## PASSAGE SHOWN

Although the rate of suicide is low in Muslim countries, available evidence suggests an increasing trend in its rate [15]. A previous meta-analysis in Iran reported suicide attempts to be correlated with family conflicts (30%), marital disorders (26%), economic problems (12%), and educational failures (5%). It found family conflicts to be the most common social factor in individuals with suicide attempts [17]. In another study in Iran, single men, married women, medium educational level and age range of 15 - 25 years were presented as the most high-risk groups with suicide attempts who referred to emergency departments [49].

In this study, drug ingestion was the most common method of suicide. This can reflect the accessibility of drugs and impulsive behaviors of the patient. Chen concluded that the availability of different methods had a significant effect on suicide. For instance, in some Asian countries, such as China, India, Sri Lanka, South Korea and Taiwan, where pesticides are highly available, especially in rural areas, pesticide poisoning is the most common method of suicide [48]. Different methods of suicide are used in different regions. For instance, jumping from a height is the most common method of suicide in Hong Kong and Singapore. Hanging is the most common method of suicide in some countries, e.g. Western countries, Japan, Korea, and Taiwan. These different methods can be related to various factors including easy access to particular methods, cultural factors, and imitating others [48]. Family members should have greater supervision on drug programs of patients with mental health problems. Moreover, legal limitations should be applied on the delivery of drugs to individuals who visit drugstores and ask for drugs without a prescription [50].

In this research, 4.3% of the participants reported opium abuse. Yasamy, however, reported 28% of patients with suicide attempts to be substance abusers [51]. The low prevalence of drug abuse in our study can be justified by the fact that opium abuse was assessed through self-report and no panel drug test was administered.

We found suicidal ideation, plans, and attempts in 38%, 34.9%, and 27% of our participants, respectively. This significant percentage of patients who are truly determined to commit suicide highlights the need for immediate admission of these individuals and implementation of relevant psychiatric interventions for the treatment of their underlying disorders and prevention of future suicide attempts.

## SUPPLIED MATERIAL
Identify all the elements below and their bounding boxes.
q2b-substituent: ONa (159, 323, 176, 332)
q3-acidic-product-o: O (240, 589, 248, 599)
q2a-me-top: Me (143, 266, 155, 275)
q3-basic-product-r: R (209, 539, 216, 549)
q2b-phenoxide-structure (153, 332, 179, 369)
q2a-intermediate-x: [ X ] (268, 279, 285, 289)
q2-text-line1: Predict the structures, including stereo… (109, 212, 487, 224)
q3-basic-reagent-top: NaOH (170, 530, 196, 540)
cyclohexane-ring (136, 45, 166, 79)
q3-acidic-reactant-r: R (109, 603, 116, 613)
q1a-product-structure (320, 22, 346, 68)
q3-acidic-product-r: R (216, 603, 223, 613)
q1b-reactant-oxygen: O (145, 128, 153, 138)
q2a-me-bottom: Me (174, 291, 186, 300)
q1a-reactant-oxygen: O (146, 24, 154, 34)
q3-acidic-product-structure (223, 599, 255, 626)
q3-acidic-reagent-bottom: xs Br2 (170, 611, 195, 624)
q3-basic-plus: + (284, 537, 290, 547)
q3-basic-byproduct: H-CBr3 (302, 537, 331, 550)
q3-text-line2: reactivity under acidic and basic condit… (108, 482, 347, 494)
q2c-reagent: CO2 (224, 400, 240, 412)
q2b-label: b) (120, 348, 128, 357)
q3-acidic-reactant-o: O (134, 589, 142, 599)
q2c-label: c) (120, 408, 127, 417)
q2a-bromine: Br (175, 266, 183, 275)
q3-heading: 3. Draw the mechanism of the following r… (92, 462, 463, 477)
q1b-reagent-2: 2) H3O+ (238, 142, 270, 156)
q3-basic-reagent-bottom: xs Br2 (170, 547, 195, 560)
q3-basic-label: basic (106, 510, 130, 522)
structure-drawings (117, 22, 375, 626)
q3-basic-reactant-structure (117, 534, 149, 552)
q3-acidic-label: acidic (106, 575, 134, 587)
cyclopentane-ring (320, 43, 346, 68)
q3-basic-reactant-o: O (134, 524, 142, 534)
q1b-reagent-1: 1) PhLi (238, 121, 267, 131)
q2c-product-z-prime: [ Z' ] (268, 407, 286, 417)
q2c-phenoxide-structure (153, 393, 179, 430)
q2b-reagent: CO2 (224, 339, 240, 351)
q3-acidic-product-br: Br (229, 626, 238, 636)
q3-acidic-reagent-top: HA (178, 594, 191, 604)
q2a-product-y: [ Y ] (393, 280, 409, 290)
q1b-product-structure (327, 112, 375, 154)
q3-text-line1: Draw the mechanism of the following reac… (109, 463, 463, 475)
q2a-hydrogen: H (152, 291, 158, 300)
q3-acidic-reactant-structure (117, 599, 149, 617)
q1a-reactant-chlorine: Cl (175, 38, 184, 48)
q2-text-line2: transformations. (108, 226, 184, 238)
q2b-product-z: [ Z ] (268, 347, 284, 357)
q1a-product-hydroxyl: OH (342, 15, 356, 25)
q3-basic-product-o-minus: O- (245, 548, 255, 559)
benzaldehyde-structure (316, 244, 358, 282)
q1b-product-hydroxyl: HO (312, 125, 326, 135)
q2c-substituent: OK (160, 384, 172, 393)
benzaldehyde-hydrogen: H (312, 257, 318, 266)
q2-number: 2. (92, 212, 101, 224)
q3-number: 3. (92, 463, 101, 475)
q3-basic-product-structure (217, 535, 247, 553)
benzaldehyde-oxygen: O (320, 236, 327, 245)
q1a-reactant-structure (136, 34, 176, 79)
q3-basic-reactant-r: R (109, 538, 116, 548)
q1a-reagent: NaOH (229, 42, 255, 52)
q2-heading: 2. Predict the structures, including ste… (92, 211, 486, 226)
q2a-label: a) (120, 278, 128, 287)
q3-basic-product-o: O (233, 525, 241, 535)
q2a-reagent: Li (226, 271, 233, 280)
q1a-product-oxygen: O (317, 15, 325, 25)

## YOUR OBJECTIVE
Pick up the passage on suicide attempts after its last sentence and continue it. The data comes from a different source than the passage on suicide attempts.

## RESPONSE FOR THIS EXERCISE
Among the subscales of the SCL-90-R, our participants had the highest mean scores in depression and hostility. Menon suggested hostility scores as a predictor for suicide intention [52]. Werth found associations between clinical depression and suicidal ideation, attempts, and deaths [53]. These associations should be considered in the surveillance of patients with depressed mood or hostility trait.

We detected a significant association between QOL and suicidal ideation. Similar findings were reported by Cotrena [54] and Xiang [55]. OCD, interpersonal sensitivity, depression, anxiety, hostility, paranoid ideation, and psychoticism were identified as factors which could affect suicidal ideation and attempts. On the other hand, persons who have suicidal thoughts and plans have lower levels of perception about their physical and mental health. This can, in turn, decrease their QOL.

This research shows that clinicians should screen for the presence of the common risk factors, which are known to be associated with increased risk of suicide, included mental disorders, a previous suicide attempt, impulsivity, precipitating factors such as the break-up of a romantic relationship, conflict with family or peers, academic disappointment, legal involvements, history of physical or sexual abuse and lack of connection to psychosocial support.

4.1. Conclusion

More frequent suicides during the second to fourth decades of life, especially among women and individuals with lower QOL, underscores the need for proper social support, psychiatric interventions for early detection of suicidal thoughts, and treatments for the prevention of suicide.